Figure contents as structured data
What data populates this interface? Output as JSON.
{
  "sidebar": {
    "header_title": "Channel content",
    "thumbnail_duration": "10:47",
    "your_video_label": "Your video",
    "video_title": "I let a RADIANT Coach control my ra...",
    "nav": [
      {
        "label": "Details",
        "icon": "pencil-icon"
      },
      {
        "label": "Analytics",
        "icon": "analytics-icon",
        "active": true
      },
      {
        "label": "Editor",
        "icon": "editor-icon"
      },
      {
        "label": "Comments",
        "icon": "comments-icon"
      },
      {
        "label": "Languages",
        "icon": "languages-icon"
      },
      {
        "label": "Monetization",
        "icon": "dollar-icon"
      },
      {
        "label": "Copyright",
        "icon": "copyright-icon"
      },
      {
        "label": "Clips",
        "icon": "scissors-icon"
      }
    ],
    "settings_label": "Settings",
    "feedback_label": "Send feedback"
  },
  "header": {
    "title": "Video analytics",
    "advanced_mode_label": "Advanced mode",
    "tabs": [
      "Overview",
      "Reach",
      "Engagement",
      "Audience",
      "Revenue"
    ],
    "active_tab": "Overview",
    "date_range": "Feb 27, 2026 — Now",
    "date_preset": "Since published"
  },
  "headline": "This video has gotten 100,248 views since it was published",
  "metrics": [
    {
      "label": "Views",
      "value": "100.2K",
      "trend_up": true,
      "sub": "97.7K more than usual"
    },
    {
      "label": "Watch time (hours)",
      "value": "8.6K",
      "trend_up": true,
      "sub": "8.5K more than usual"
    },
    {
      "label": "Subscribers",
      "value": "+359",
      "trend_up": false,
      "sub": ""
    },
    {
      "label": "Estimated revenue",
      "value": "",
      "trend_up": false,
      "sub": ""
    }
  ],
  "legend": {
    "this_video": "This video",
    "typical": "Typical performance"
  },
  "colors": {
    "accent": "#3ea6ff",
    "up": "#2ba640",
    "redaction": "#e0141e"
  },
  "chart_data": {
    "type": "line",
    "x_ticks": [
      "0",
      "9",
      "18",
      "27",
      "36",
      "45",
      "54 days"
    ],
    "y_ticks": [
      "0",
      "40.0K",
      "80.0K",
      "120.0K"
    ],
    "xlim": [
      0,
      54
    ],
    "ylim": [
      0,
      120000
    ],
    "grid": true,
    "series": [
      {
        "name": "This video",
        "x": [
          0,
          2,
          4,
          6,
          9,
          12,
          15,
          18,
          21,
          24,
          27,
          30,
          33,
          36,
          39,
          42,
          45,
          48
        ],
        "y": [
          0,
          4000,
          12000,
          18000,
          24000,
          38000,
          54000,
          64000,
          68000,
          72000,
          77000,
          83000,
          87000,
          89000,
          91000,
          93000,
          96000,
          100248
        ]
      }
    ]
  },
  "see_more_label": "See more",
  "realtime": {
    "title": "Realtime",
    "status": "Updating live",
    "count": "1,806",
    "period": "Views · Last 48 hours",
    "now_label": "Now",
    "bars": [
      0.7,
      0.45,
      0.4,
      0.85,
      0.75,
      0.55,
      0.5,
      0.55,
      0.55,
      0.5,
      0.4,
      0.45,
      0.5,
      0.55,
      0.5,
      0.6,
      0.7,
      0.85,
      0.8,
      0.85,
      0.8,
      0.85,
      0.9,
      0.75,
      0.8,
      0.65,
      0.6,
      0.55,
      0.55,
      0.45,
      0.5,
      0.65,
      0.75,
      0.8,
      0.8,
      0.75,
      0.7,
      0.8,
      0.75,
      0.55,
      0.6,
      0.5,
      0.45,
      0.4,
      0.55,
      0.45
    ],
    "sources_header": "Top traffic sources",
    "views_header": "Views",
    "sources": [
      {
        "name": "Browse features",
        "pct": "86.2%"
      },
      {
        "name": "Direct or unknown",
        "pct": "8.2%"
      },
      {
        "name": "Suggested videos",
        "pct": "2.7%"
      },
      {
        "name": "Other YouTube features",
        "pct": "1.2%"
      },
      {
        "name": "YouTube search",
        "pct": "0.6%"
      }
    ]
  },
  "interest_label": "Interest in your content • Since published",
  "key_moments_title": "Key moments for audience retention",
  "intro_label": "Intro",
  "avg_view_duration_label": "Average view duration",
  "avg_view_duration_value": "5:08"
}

- Exercise requirements -
Within the data above, pick out all lines holding the word "than".

- Output for this task -
      "sub": "97.7K more than usual"
      "sub": "8.5K more than usual"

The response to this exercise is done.